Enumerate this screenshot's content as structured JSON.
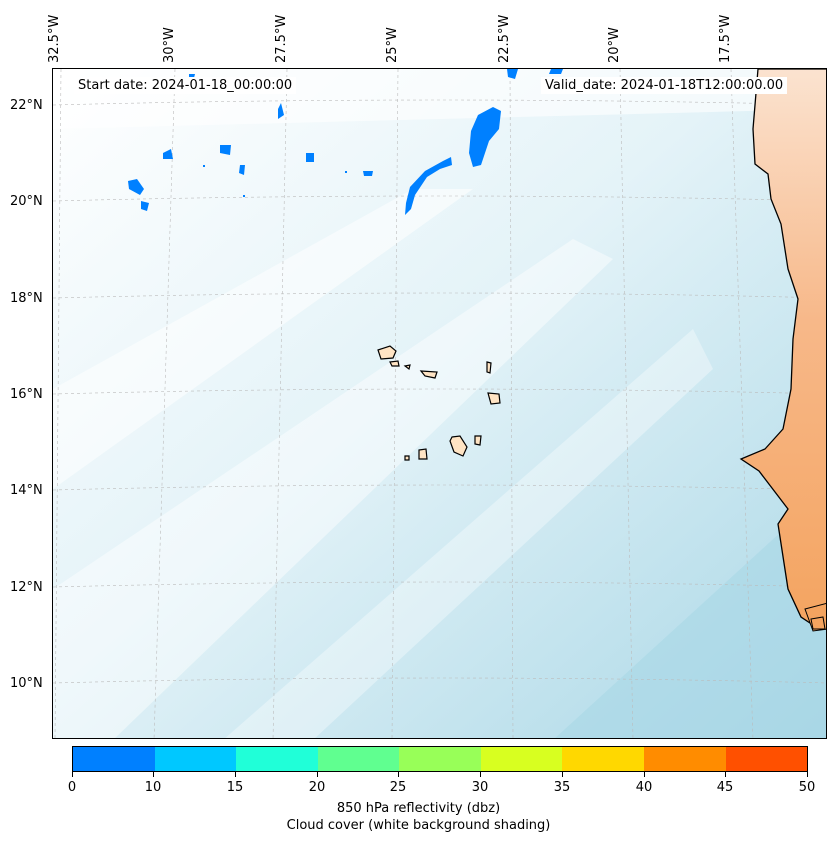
{
  "header": {
    "start_date": "Start date: 2024-01-18_00:00:00",
    "valid_date": "Valid_date: 2024-01-18T12:00:00.00"
  },
  "lon_labels": [
    "32.5°W",
    "30°W",
    "27.5°W",
    "25°W",
    "22.5°W",
    "20°W",
    "17.5°W"
  ],
  "lat_labels": [
    "22°N",
    "20°N",
    "18°N",
    "16°N",
    "14°N",
    "12°N",
    "10°N"
  ],
  "colorbar": {
    "colors": [
      "#0080ff",
      "#00c8ff",
      "#20ffd8",
      "#60ff90",
      "#98ff58",
      "#d8ff20",
      "#ffd800",
      "#ff8c00",
      "#ff5000"
    ],
    "ticks": [
      "0",
      "10",
      "15",
      "20",
      "25",
      "30",
      "35",
      "40",
      "45",
      "50"
    ],
    "label_line1": "850 hPa reflectivity (dbz)",
    "label_line2": "Cloud cover (white background shading)"
  },
  "colors": {
    "ocean_cloud": "#add8e6",
    "land": "#f4a460",
    "islands": "#ffe4c4",
    "reflectivity_low": "#0080ff"
  }
}
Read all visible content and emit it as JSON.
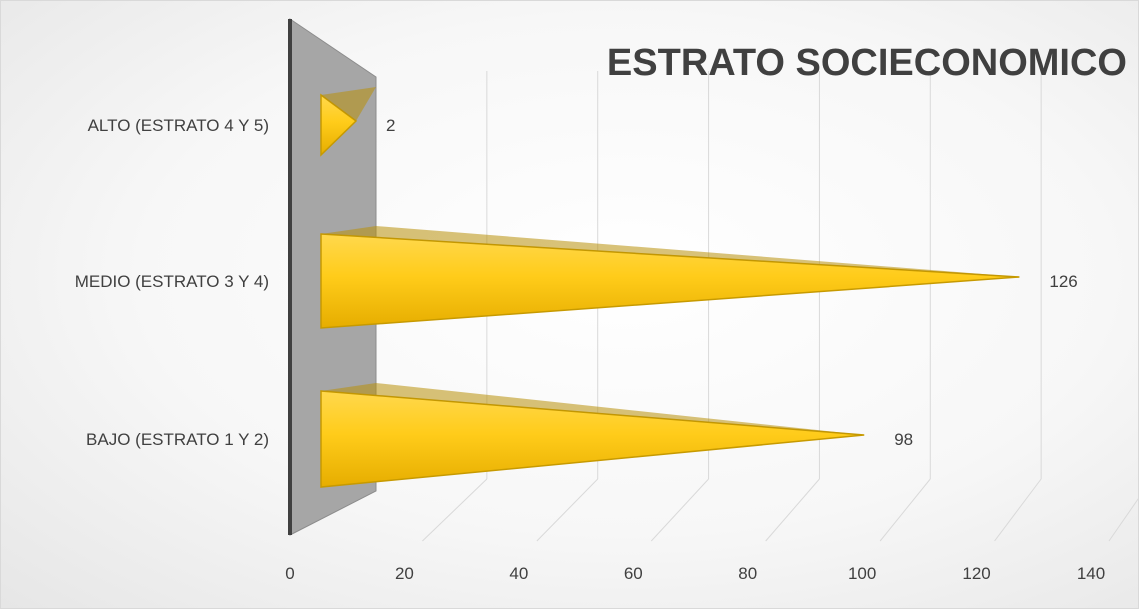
{
  "chart_data": {
    "type": "bar",
    "orientation": "horizontal",
    "style": "3d-cone",
    "title": "ESTRATO SOCIECONOMICO",
    "categories": [
      "BAJO (ESTRATO 1 Y 2)",
      "MEDIO (ESTRATO 3 Y 4)",
      "ALTO (ESTRATO 4 Y 5)"
    ],
    "values": [
      98,
      126,
      2
    ],
    "xlim": [
      0,
      140
    ],
    "xticks": [
      0,
      20,
      40,
      60,
      80,
      100,
      120,
      140
    ],
    "xlabel": "",
    "ylabel": "",
    "grid": true,
    "legend": "none",
    "bar_color": "#FFC000"
  }
}
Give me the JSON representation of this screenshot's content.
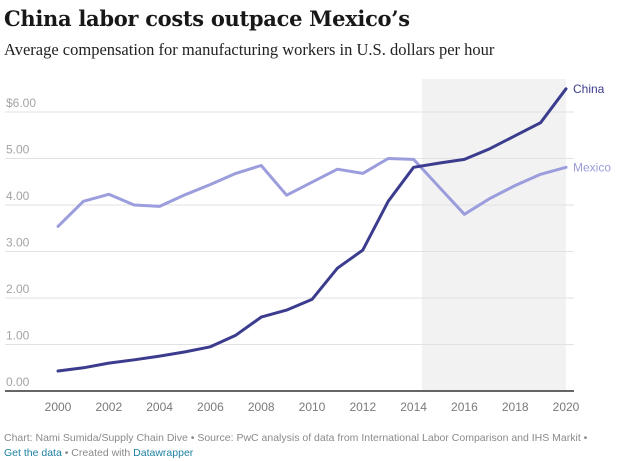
{
  "header": {
    "title": "China labor costs outpace Mexico’s",
    "subtitle": "Average compensation for manufacturing workers in U.S. dollars per hour"
  },
  "footer": {
    "credit": "Chart: Nami Sumida/Supply Chain Dive • Source: PwC analysis of data from International Labor Comparison and IHS Markit •",
    "get_data_label": "Get the data",
    "separator": " • Created with ",
    "datawrapper_label": "Datawrapper"
  },
  "chart_data": {
    "type": "line",
    "title": "China labor costs outpace Mexico’s",
    "subtitle": "Average compensation for manufacturing workers in U.S. dollars per hour",
    "xlabel": "",
    "ylabel": "",
    "x": [
      2000,
      2001,
      2002,
      2003,
      2004,
      2005,
      2006,
      2007,
      2008,
      2009,
      2010,
      2011,
      2012,
      2013,
      2014,
      2015,
      2016,
      2017,
      2018,
      2019,
      2020
    ],
    "series": [
      {
        "name": "China",
        "color": "#3c3c8f",
        "values": [
          0.43,
          0.5,
          0.6,
          0.67,
          0.75,
          0.84,
          0.95,
          1.2,
          1.59,
          1.74,
          1.97,
          2.64,
          3.03,
          4.08,
          4.81,
          4.9,
          4.98,
          5.21,
          5.49,
          5.77,
          6.5
        ]
      },
      {
        "name": "Mexico",
        "color": "#9b9ddc",
        "values": [
          3.54,
          4.08,
          4.23,
          4.0,
          3.97,
          4.22,
          4.44,
          4.68,
          4.85,
          4.21,
          4.49,
          4.77,
          4.68,
          5.0,
          4.98,
          4.39,
          3.8,
          4.14,
          4.42,
          4.66,
          4.81
        ]
      }
    ],
    "xlim": [
      2000,
      2020
    ],
    "ylim": [
      0,
      6
    ],
    "x_ticks": [
      "2000",
      "2002",
      "2004",
      "2006",
      "2008",
      "2010",
      "2012",
      "2014",
      "2016",
      "2018",
      "2020"
    ],
    "y_ticks": [
      {
        "value": 6,
        "label": "$6.00"
      },
      {
        "value": 5,
        "label": "5.00"
      },
      {
        "value": 4,
        "label": "4.00"
      },
      {
        "value": 3,
        "label": "3.00"
      },
      {
        "value": 2,
        "label": "2.00"
      },
      {
        "value": 1,
        "label": "1.00"
      },
      {
        "value": 0,
        "label": "0.00"
      }
    ],
    "grid": true,
    "legend": "direct labels at line ends (right)",
    "shaded_range": {
      "from": 2014.33,
      "to": 2020,
      "color": "#f2f2f2"
    }
  }
}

> GOAL
Your task is to pick out every line with the string "manufacturing" and copy it.

> RESULT OF THIS EXERCISE
    "subtitle": "Average compensation for manufacturing workers in U.S. dollars per hour"
    "subtitle": "Average compensation for manufacturing workers in U.S. dollars per hour",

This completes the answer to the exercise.